WORK REQUIRED: Count lines, not occurrences: give the number of lines holding the word "name", and nothing besides.

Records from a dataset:
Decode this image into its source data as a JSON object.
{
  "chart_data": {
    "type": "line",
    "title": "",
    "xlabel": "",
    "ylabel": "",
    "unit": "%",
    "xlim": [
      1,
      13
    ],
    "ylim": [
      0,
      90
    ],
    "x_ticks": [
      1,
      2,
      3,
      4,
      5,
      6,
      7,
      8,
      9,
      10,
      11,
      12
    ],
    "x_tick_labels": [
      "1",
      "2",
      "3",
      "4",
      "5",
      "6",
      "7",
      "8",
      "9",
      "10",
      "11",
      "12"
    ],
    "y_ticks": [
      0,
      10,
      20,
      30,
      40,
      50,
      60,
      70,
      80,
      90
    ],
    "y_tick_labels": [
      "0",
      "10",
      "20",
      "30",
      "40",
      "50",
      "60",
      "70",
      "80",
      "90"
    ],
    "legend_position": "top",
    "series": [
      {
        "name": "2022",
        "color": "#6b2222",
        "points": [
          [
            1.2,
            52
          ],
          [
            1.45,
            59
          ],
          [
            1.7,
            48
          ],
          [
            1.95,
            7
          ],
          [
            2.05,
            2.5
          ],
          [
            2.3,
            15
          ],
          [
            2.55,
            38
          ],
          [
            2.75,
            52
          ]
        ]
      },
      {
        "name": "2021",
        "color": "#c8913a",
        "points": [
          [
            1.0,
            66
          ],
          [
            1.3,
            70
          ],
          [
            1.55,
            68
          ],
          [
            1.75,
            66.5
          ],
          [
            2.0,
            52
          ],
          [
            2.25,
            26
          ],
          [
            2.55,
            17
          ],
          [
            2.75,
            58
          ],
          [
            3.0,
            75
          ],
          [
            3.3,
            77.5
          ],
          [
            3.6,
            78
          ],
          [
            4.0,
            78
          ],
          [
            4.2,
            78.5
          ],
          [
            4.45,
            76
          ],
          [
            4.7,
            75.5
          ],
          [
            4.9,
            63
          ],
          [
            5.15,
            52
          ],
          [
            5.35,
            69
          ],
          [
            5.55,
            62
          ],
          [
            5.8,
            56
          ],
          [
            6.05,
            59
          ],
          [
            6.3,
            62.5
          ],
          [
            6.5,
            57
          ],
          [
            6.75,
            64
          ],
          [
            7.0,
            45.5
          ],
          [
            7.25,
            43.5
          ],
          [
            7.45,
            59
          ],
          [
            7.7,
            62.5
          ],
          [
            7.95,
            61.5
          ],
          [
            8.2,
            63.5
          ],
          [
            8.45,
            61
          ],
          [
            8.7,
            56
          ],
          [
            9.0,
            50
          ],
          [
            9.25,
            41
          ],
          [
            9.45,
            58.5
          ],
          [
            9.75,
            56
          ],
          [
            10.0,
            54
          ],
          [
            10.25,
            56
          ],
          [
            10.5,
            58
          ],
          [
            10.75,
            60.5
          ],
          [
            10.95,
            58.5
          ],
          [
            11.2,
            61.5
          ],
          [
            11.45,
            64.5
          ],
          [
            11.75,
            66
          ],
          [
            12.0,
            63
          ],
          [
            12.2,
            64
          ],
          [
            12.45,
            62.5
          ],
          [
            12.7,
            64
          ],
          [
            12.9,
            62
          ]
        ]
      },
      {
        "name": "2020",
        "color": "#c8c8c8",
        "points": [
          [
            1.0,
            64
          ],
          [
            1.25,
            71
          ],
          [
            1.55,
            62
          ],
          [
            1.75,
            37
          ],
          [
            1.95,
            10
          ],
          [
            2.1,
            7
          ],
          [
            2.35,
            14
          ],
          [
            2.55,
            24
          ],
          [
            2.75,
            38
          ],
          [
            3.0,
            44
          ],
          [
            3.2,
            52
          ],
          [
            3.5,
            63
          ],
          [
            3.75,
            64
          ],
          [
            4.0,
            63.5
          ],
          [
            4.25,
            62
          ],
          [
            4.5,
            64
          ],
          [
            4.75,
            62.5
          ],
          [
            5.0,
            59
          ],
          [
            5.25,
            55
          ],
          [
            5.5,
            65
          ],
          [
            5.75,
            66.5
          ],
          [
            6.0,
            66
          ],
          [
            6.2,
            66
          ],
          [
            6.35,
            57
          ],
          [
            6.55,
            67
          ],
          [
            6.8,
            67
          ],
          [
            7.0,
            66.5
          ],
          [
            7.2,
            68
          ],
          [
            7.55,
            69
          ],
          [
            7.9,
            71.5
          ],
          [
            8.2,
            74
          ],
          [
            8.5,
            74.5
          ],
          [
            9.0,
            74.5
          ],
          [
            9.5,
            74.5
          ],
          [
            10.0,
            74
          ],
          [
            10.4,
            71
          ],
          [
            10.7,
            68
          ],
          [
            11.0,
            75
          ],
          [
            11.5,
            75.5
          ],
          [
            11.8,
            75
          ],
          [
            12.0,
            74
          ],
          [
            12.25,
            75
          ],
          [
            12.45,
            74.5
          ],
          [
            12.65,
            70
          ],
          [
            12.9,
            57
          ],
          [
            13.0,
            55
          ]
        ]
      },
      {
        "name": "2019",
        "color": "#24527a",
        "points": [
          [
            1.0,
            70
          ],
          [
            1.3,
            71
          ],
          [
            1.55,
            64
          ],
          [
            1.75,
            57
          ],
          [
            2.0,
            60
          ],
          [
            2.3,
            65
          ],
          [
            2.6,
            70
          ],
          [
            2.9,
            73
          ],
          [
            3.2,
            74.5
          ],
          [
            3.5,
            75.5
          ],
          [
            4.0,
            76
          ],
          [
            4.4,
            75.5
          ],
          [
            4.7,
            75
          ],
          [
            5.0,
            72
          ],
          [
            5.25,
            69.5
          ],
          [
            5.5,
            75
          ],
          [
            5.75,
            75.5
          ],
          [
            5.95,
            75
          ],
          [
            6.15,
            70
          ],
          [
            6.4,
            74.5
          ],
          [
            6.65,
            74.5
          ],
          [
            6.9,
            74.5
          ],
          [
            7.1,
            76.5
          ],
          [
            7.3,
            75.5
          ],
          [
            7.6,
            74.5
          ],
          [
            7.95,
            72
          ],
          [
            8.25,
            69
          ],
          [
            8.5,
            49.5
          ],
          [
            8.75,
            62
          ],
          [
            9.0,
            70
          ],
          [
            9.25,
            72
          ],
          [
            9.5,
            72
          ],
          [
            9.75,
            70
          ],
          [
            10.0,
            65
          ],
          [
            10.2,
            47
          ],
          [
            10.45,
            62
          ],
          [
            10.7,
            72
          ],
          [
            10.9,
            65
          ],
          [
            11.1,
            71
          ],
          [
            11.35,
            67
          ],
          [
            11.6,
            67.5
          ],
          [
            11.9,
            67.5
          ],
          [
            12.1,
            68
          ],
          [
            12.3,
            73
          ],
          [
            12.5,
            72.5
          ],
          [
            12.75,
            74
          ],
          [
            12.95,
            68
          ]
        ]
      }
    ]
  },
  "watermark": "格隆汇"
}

CORRECT RESULT: 4